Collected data
--- BEGIN ---
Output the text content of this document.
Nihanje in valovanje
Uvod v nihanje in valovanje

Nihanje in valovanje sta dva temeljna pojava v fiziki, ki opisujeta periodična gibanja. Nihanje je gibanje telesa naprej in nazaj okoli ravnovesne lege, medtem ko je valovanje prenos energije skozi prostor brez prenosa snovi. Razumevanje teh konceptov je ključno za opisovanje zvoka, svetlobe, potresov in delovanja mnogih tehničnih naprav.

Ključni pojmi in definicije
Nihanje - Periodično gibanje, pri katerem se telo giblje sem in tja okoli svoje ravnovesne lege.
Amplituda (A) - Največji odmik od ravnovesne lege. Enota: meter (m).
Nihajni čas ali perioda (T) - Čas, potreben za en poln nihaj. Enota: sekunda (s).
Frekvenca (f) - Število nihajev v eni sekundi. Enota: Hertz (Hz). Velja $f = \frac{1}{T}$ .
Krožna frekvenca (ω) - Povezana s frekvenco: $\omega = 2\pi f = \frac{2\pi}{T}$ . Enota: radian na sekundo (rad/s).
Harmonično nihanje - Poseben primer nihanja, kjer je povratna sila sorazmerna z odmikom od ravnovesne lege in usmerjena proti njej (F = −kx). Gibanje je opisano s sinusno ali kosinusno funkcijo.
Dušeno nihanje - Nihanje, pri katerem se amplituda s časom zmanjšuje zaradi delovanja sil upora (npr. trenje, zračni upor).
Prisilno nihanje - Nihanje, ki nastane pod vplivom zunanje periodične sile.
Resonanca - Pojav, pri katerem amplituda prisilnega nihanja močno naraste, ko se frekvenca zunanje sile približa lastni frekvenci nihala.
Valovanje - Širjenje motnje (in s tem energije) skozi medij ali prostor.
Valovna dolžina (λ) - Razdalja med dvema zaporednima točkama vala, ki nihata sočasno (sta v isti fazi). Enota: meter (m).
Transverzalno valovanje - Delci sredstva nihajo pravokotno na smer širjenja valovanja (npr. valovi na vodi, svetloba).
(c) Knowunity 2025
--- END ---
Goal:
Copy out each record from above, exactly.

Task response:
Output the text content of this document.
Nihanje in valovanje
Uvod v nihanje in valovanje

Nihanje in valovanje sta dva temeljna pojava v fiziki, ki opisujeta periodična gibanja. Nihanje je gibanje telesa naprej in nazaj okoli ravnovesne lege, medtem ko je valovanje prenos energije skozi prostor brez prenosa snovi. Razumevanje teh konceptov je ključno za opisovanje zvoka, svetlobe, potresov in delovanja mnogih tehničnih naprav.

Ključni pojmi in definicije
Nihanje - Periodično gibanje, pri katerem se telo giblje sem in tja okoli svoje ravnovesne lege.
Amplituda (A) - Največji odmik od ravnovesne lege. Enota: meter (m).
Nihajni čas ali perioda (T) - Čas, potreben za en poln nihaj. Enota: sekunda (s).
Frekvenca (f) - Število nihajev v eni sekundi. Enota: Hertz (Hz). Velja $f = \frac{1}{T}$ .
Krožna frekvenca (ω) - Povezana s frekvenco: $\omega = 2\pi f = \frac{2\pi}{T}$ . Enota: radian na sekundo (rad/s).
Harmonično nihanje - Poseben primer nihanja, kjer je povratna sila sorazmerna z odmikom od ravnovesne lege in usmerjena proti njej (F = −kx). Gibanje je opisano s sinusno ali kosinusno funkcijo.
Dušeno nihanje - Nihanje, pri katerem se amplituda s časom zmanjšuje zaradi delovanja sil upora (npr. trenje, zračni upor).
Prisilno nihanje - Nihanje, ki nastane pod vplivom zunanje periodične sile.
Resonanca - Pojav, pri katerem amplituda prisilnega nihanja močno naraste, ko se frekvenca zunanje sile približa lastni frekvenci nihala.
Valovanje - Širjenje motnje (in s tem energije) skozi medij ali prostor.
Valovna dolžina (λ) - Razdalja med dvema zaporednima točkama vala, ki nihata sočasno (sta v isti fazi). Enota: meter (m).
Transverzalno valovanje - Delci sredstva nihajo pravokotno na smer širjenja valovanja (npr. valovi na vodi, svetloba).
(c) Knowunity 2025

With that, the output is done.